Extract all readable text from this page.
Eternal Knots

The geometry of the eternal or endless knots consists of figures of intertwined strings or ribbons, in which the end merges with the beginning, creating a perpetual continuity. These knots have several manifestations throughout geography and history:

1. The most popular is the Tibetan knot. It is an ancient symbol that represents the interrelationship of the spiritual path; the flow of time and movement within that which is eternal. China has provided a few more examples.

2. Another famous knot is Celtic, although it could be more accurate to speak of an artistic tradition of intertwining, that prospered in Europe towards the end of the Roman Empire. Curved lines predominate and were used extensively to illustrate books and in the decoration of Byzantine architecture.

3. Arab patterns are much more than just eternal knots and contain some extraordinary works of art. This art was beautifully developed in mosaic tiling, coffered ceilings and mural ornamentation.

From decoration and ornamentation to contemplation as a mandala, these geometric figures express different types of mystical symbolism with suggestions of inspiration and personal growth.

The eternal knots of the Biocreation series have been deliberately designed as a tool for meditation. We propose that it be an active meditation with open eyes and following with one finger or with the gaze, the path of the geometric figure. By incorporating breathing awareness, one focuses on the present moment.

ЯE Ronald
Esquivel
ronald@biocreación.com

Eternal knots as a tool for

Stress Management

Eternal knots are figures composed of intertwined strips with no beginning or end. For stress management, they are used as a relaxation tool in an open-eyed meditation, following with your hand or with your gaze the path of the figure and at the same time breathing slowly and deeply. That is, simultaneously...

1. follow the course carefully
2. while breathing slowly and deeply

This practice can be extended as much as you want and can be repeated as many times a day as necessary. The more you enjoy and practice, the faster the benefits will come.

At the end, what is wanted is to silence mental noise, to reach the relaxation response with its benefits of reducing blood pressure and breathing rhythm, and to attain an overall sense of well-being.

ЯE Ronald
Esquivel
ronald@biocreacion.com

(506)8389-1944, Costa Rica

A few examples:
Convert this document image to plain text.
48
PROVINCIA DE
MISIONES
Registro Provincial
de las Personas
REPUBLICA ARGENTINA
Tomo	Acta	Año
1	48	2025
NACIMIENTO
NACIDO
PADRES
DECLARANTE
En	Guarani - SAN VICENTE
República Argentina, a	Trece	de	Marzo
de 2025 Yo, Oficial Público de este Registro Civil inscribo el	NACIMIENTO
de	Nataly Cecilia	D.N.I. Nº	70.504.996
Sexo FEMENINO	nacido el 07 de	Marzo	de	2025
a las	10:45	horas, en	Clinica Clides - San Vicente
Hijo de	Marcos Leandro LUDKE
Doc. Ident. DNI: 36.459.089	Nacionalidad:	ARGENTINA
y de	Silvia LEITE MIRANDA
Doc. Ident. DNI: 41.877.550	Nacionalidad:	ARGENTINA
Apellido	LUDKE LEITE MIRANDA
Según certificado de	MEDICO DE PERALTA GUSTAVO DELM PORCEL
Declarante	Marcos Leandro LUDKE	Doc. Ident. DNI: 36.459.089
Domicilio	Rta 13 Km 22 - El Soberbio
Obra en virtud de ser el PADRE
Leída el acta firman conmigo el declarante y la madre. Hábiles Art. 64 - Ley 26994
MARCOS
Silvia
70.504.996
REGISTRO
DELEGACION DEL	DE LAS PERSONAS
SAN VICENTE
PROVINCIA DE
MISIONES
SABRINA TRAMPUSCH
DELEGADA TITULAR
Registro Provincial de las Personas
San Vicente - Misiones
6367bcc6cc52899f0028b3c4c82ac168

## YOUR GOAL
Please set down each line of the records exactly as given.

## SOLUTION
Extract all readable text from this page.
Eternal Knots

The geometry of the eternal or endless knots consists of figures of intertwined strings or ribbons, in which the end merges with the beginning, creating a perpetual continuity. These knots have several manifestations throughout geography and history:

1. The most popular is the Tibetan knot. It is an ancient symbol that represents the interrelationship of the spiritual path; the flow of time and movement within that which is eternal. China has provided a few more examples.

2. Another famous knot is Celtic, although it could be more accurate to speak of an artistic tradition of intertwining, that prospered in Europe towards the end of the Roman Empire. Curved lines predominate and were used extensively to illustrate books and in the decoration of Byzantine architecture.

3. Arab patterns are much more than just eternal knots and contain some extraordinary works of art. This art was beautifully developed in mosaic tiling, coffered ceilings and mural ornamentation.

From decoration and ornamentation to contemplation as a mandala, these geometric figures express different types of mystical symbolism with suggestions of inspiration and personal growth.

The eternal knots of the Biocreation series have been deliberately designed as a tool for meditation. We propose that it be an active meditation with open eyes and following with one finger or with the gaze, the path of the geometric figure. By incorporating breathing awareness, one focuses on the present moment.

ЯE Ronald
Esquivel
ronald@biocreación.com

Eternal knots as a tool for

Stress Management

Eternal knots are figures composed of intertwined strips with no beginning or end. For stress management, they are used as a relaxation tool in an open-eyed meditation, following with your hand or with your gaze the path of the figure and at the same time breathing slowly and deeply. That is, simultaneously...

1. follow the course carefully
2. while breathing slowly and deeply

This practice can be extended as much as you want and can be repeated as many times a day as necessary. The more you enjoy and practice, the faster the benefits will come.

At the end, what is wanted is to silence mental noise, to reach the relaxation response with its benefits of reducing blood pressure and breathing rhythm, and to attain an overall sense of well-being.

ЯE Ronald
Esquivel
ronald@biocreacion.com

(506)8389-1944, Costa Rica

A few examples:
Convert this document image to plain text.
48
PROVINCIA DE
MISIONES
Registro Provincial
de las Personas
REPUBLICA ARGENTINA
Tomo	Acta	Año
1	48	2025
NACIMIENTO
NACIDO
PADRES
DECLARANTE
En	Guarani - SAN VICENTE
República Argentina, a	Trece	de	Marzo
de 2025 Yo, Oficial Público de este Registro Civil inscribo el	NACIMIENTO
de	Nataly Cecilia	D.N.I. Nº	70.504.996
Sexo FEMENINO	nacido el 07 de	Marzo	de	2025
a las	10:45	horas, en	Clinica Clides - San Vicente
Hijo de	Marcos Leandro LUDKE
Doc. Ident. DNI: 36.459.089	Nacionalidad:	ARGENTINA
y de	Silvia LEITE MIRANDA
Doc. Ident. DNI: 41.877.550	Nacionalidad:	ARGENTINA
Apellido	LUDKE LEITE MIRANDA
Según certificado de	MEDICO DE PERALTA GUSTAVO DELM PORCEL
Declarante	Marcos Leandro LUDKE	Doc. Ident. DNI: 36.459.089
Domicilio	Rta 13 Km 22 - El Soberbio
Obra en virtud de ser el PADRE
Leída el acta firman conmigo el declarante y la madre. Hábiles Art. 64 - Ley 26994
MARCOS
Silvia
70.504.996
REGISTRO
DELEGACION DEL	DE LAS PERSONAS
SAN VICENTE
PROVINCIA DE
MISIONES
SABRINA TRAMPUSCH
DELEGADA TITULAR
Registro Provincial de las Personas
San Vicente - Misiones
6367bcc6cc52899f0028b3c4c82ac168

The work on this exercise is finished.